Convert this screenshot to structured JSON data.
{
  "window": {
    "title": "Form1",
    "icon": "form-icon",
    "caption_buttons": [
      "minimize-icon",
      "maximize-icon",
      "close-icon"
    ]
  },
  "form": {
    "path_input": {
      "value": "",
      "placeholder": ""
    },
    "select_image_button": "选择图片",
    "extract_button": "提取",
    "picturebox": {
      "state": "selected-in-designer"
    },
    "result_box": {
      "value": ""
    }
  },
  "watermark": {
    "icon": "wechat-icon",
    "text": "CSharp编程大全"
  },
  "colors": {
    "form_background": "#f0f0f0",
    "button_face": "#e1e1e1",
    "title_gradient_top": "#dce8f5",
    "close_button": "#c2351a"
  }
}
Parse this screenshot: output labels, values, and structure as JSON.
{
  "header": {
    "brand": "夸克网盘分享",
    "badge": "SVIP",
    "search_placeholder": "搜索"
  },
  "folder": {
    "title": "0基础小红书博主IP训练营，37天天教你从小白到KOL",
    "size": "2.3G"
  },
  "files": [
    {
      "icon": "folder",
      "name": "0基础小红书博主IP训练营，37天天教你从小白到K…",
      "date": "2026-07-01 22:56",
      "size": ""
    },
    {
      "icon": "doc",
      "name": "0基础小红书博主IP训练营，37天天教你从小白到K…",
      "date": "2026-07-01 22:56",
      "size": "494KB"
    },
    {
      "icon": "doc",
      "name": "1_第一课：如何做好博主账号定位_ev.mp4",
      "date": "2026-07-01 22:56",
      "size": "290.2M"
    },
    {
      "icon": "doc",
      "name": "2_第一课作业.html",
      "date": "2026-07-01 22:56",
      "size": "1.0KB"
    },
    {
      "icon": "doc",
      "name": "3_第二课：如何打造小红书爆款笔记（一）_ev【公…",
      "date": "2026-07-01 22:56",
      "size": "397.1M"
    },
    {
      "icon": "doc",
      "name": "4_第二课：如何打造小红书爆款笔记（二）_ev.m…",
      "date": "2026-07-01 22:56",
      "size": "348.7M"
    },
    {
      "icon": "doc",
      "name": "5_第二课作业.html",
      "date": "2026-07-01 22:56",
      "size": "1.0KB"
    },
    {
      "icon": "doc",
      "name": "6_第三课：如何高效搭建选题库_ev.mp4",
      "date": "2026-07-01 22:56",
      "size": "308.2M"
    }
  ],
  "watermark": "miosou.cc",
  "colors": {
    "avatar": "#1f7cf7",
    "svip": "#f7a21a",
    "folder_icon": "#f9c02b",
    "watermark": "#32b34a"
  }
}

**SHORT EXERCISE:** Every line in the data above that contains "如何打造小红书爆款笔记" needs to be copied.

**RESULT FOR THIS EXERCISE:**
      "name": "3_第二课：如何打造小红书爆款笔记（一）_ev【公…",
      "name": "4_第二课：如何打造小红书爆款笔记（二）_ev.m…",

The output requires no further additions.